**Supplied records**
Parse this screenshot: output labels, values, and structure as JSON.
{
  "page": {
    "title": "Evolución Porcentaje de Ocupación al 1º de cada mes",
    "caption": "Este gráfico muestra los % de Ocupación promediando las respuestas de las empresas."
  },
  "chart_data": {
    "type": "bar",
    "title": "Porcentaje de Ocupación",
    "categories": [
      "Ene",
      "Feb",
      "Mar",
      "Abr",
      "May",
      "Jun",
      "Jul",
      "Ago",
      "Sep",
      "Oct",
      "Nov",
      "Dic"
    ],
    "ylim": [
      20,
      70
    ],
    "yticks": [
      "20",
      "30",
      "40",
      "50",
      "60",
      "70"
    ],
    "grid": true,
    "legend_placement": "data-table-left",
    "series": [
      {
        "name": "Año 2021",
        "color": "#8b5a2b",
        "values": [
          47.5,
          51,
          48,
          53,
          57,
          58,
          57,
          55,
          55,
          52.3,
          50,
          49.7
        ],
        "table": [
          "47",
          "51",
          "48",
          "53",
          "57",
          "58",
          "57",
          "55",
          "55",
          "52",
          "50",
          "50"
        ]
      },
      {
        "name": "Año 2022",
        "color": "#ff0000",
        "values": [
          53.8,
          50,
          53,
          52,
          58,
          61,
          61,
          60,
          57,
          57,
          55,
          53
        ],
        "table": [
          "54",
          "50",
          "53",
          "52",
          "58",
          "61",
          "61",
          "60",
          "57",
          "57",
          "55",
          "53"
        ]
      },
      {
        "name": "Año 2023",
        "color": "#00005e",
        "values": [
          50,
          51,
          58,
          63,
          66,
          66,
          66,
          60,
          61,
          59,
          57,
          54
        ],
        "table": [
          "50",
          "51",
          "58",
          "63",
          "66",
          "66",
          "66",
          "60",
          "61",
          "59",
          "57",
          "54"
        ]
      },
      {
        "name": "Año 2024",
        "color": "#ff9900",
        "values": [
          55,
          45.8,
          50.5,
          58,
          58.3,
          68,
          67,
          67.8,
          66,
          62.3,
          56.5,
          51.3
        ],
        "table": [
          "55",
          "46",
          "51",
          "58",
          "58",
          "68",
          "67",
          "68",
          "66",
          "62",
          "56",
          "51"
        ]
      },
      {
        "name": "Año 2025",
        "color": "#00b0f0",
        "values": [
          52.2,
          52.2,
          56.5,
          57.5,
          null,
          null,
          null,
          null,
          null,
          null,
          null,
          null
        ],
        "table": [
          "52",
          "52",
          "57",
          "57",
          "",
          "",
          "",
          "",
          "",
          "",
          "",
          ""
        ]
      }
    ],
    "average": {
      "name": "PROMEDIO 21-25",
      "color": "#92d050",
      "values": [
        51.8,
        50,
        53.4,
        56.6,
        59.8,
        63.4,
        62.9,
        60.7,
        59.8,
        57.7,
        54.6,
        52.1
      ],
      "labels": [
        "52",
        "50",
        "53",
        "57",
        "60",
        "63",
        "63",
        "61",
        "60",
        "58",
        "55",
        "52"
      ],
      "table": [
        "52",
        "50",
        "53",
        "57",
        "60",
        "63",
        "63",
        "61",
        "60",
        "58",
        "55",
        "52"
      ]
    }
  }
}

**Requirement**
Print the records once more, exactly as they were given.

**Output of the task**
Parse this screenshot: output labels, values, and structure as JSON.
{
  "page": {
    "title": "Evolución Porcentaje de Ocupación al 1º de cada mes",
    "caption": "Este gráfico muestra los % de Ocupación promediando las respuestas de las empresas."
  },
  "chart_data": {
    "type": "bar",
    "title": "Porcentaje de Ocupación",
    "categories": [
      "Ene",
      "Feb",
      "Mar",
      "Abr",
      "May",
      "Jun",
      "Jul",
      "Ago",
      "Sep",
      "Oct",
      "Nov",
      "Dic"
    ],
    "ylim": [
      20,
      70
    ],
    "yticks": [
      "20",
      "30",
      "40",
      "50",
      "60",
      "70"
    ],
    "grid": true,
    "legend_placement": "data-table-left",
    "series": [
      {
        "name": "Año 2021",
        "color": "#8b5a2b",
        "values": [
          47.5,
          51,
          48,
          53,
          57,
          58,
          57,
          55,
          55,
          52.3,
          50,
          49.7
        ],
        "table": [
          "47",
          "51",
          "48",
          "53",
          "57",
          "58",
          "57",
          "55",
          "55",
          "52",
          "50",
          "50"
        ]
      },
      {
        "name": "Año 2022",
        "color": "#ff0000",
        "values": [
          53.8,
          50,
          53,
          52,
          58,
          61,
          61,
          60,
          57,
          57,
          55,
          53
        ],
        "table": [
          "54",
          "50",
          "53",
          "52",
          "58",
          "61",
          "61",
          "60",
          "57",
          "57",
          "55",
          "53"
        ]
      },
      {
        "name": "Año 2023",
        "color": "#00005e",
        "values": [
          50,
          51,
          58,
          63,
          66,
          66,
          66,
          60,
          61,
          59,
          57,
          54
        ],
        "table": [
          "50",
          "51",
          "58",
          "63",
          "66",
          "66",
          "66",
          "60",
          "61",
          "59",
          "57",
          "54"
        ]
      },
      {
        "name": "Año 2024",
        "color": "#ff9900",
        "values": [
          55,
          45.8,
          50.5,
          58,
          58.3,
          68,
          67,
          67.8,
          66,
          62.3,
          56.5,
          51.3
        ],
        "table": [
          "55",
          "46",
          "51",
          "58",
          "58",
          "68",
          "67",
          "68",
          "66",
          "62",
          "56",
          "51"
        ]
      },
      {
        "name": "Año 2025",
        "color": "#00b0f0",
        "values": [
          52.2,
          52.2,
          56.5,
          57.5,
          null,
          null,
          null,
          null,
          null,
          null,
          null,
          null
        ],
        "table": [
          "52",
          "52",
          "57",
          "57",
          "",
          "",
          "",
          "",
          "",
          "",
          "",
          ""
        ]
      }
    ],
    "average": {
      "name": "PROMEDIO 21-25",
      "color": "#92d050",
      "values": [
        51.8,
        50,
        53.4,
        56.6,
        59.8,
        63.4,
        62.9,
        60.7,
        59.8,
        57.7,
        54.6,
        52.1
      ],
      "labels": [
        "52",
        "50",
        "53",
        "57",
        "60",
        "63",
        "63",
        "61",
        "60",
        "58",
        "55",
        "52"
      ],
      "table": [
        "52",
        "50",
        "53",
        "57",
        "60",
        "63",
        "63",
        "61",
        "60",
        "58",
        "55",
        "52"
      ]
    }
  }
}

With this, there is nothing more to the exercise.